--- Input records Enclosed Below ---

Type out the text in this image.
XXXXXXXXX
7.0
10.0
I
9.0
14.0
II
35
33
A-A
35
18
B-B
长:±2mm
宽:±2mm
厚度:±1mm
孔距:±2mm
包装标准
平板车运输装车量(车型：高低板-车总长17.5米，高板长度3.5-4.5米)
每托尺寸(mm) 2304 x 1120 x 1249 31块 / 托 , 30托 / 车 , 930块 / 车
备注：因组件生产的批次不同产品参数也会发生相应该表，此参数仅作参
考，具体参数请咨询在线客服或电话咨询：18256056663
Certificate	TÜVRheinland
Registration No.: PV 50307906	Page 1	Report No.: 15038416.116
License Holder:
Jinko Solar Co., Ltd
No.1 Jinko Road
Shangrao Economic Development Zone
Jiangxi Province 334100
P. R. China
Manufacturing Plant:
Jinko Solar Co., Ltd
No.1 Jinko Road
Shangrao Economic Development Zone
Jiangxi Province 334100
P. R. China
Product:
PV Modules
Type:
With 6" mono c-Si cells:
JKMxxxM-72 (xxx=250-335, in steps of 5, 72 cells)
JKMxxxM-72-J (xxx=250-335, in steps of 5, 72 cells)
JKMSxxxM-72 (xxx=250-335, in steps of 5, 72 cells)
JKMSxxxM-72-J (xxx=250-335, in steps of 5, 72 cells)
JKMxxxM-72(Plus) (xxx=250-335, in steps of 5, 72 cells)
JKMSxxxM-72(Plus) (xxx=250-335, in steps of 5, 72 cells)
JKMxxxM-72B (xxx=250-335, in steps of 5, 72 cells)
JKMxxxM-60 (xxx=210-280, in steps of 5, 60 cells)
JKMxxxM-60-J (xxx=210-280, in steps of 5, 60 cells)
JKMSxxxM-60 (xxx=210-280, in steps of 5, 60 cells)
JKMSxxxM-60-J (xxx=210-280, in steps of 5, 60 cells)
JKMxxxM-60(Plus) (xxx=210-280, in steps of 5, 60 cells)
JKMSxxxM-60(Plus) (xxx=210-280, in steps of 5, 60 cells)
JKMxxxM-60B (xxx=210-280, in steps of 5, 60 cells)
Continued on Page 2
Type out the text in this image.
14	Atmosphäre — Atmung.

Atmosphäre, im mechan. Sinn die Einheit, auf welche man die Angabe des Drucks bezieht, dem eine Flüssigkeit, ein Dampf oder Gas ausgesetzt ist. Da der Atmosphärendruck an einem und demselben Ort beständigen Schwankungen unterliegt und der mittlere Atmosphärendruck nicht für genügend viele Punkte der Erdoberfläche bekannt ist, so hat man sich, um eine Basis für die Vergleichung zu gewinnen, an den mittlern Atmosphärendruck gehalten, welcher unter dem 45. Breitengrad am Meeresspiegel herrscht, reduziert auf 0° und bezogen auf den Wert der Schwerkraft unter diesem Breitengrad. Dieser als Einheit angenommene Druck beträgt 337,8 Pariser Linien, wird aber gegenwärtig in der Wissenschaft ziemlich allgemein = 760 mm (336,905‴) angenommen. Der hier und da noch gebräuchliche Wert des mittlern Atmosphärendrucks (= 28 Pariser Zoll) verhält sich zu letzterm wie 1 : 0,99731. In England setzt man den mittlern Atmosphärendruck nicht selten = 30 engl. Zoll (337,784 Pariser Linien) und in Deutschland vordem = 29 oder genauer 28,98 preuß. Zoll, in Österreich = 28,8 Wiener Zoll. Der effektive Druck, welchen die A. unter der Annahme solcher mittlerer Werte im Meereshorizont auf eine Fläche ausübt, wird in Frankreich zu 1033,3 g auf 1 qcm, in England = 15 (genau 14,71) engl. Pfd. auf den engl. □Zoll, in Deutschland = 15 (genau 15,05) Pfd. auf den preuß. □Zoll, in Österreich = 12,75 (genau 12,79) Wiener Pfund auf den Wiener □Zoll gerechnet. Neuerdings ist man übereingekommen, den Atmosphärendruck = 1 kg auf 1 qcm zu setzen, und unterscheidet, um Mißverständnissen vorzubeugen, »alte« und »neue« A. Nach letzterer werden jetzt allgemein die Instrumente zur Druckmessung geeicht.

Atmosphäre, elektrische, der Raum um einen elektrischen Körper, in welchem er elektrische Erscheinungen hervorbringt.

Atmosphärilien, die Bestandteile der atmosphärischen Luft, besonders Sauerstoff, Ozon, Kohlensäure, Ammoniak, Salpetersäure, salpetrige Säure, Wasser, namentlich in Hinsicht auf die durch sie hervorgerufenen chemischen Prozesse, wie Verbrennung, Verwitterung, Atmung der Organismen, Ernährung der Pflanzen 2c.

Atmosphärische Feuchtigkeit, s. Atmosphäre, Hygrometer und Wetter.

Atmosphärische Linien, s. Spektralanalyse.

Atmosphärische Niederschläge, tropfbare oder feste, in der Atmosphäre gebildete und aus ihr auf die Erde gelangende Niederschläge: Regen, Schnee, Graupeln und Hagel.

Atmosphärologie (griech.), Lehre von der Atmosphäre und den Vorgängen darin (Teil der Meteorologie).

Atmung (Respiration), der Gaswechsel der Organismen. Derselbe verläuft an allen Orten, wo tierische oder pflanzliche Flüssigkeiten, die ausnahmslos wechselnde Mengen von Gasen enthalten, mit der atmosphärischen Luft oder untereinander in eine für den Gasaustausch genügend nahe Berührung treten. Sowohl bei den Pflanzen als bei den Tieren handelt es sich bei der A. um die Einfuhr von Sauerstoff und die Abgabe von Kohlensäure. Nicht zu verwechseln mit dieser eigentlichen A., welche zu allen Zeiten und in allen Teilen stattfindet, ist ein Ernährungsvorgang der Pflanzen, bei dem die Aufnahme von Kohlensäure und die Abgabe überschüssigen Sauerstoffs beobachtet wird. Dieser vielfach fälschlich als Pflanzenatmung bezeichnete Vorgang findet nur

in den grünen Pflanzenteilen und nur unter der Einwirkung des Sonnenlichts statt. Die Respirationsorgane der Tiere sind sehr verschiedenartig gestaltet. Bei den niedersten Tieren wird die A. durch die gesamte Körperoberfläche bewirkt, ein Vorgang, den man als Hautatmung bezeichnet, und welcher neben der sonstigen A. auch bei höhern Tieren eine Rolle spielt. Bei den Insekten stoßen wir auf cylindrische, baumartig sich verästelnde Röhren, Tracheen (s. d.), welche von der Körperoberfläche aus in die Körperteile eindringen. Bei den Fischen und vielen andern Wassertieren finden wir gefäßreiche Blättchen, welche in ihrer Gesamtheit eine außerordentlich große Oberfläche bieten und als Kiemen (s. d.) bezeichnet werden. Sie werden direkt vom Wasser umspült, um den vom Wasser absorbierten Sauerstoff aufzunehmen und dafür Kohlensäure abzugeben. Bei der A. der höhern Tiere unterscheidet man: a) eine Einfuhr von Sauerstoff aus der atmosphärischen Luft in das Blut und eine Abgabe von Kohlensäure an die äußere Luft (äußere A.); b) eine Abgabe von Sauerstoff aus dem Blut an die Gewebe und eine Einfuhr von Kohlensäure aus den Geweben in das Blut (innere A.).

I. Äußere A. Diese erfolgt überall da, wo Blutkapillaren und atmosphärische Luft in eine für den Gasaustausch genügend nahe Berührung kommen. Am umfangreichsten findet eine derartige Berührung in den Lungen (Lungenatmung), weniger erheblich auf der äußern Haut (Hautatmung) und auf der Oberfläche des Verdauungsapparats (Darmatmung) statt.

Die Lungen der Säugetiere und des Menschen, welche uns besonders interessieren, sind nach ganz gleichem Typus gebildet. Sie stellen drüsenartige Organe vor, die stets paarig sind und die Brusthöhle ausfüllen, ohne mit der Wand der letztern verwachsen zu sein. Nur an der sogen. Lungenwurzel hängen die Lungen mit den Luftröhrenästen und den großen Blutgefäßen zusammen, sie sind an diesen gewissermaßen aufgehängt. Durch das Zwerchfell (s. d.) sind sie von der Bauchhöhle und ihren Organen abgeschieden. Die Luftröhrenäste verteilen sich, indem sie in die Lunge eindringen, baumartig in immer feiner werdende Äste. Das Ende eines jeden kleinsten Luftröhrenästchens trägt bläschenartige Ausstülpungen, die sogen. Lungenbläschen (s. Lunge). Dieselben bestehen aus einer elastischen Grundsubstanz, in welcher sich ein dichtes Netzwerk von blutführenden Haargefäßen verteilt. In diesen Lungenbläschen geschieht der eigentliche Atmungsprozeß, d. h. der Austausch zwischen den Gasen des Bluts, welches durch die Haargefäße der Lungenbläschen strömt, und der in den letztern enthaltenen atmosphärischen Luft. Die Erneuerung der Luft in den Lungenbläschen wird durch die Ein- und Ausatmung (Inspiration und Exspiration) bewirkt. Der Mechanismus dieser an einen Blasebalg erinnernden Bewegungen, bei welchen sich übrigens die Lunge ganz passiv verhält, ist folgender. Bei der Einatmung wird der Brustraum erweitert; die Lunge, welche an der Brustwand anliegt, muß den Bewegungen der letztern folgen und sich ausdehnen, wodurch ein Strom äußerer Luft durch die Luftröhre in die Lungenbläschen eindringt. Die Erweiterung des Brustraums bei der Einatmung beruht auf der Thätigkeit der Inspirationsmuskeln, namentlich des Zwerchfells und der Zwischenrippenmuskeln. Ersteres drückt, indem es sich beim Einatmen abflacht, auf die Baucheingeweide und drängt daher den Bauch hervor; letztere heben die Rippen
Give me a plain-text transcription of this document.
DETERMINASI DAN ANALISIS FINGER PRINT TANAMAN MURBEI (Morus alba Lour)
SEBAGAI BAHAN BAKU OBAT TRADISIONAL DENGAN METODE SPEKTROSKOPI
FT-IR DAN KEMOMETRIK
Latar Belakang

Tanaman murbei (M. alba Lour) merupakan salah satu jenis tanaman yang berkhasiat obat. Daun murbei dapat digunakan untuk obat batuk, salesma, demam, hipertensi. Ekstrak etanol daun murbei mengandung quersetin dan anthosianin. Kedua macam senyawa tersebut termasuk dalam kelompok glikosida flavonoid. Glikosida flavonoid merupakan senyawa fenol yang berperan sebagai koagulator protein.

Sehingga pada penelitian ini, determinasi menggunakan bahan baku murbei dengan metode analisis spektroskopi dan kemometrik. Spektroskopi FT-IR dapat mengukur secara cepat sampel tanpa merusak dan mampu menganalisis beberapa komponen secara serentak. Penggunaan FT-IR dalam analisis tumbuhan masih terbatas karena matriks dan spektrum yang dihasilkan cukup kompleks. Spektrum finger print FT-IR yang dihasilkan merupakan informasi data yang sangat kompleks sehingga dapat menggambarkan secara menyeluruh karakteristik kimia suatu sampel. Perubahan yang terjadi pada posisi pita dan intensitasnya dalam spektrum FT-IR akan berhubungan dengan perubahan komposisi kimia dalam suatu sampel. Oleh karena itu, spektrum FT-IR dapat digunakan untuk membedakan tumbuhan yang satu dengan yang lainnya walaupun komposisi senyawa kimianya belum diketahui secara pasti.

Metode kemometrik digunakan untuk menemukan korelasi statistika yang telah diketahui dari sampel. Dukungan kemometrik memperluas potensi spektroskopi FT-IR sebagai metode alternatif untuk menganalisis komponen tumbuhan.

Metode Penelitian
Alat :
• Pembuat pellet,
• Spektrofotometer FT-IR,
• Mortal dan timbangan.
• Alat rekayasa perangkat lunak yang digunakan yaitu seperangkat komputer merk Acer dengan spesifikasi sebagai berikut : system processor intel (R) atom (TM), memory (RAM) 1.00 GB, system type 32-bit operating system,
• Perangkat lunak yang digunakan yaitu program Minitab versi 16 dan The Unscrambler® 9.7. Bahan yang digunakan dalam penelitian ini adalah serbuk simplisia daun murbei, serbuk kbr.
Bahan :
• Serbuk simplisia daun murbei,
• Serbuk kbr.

--- End of Enclosed Input records ---

Exercise — Would you copy every line of the entries that includes the word "yaitu"?

Solution to the problem —
• Alat rekayasa perangkat lunak yang digunakan yaitu seperangkat komputer merk Acer dengan spesifikasi sebagai berikut : system processor intel (R) atom (TM), memory (RAM) 1.00 GB, system type 32-bit operating system,
• Perangkat lunak yang digunakan yaitu program Minitab versi 16 dan The Unscrambler® 9.7. Bahan yang digunakan dalam penelitian ini adalah serbuk simplisia daun murbei, serbuk kbr.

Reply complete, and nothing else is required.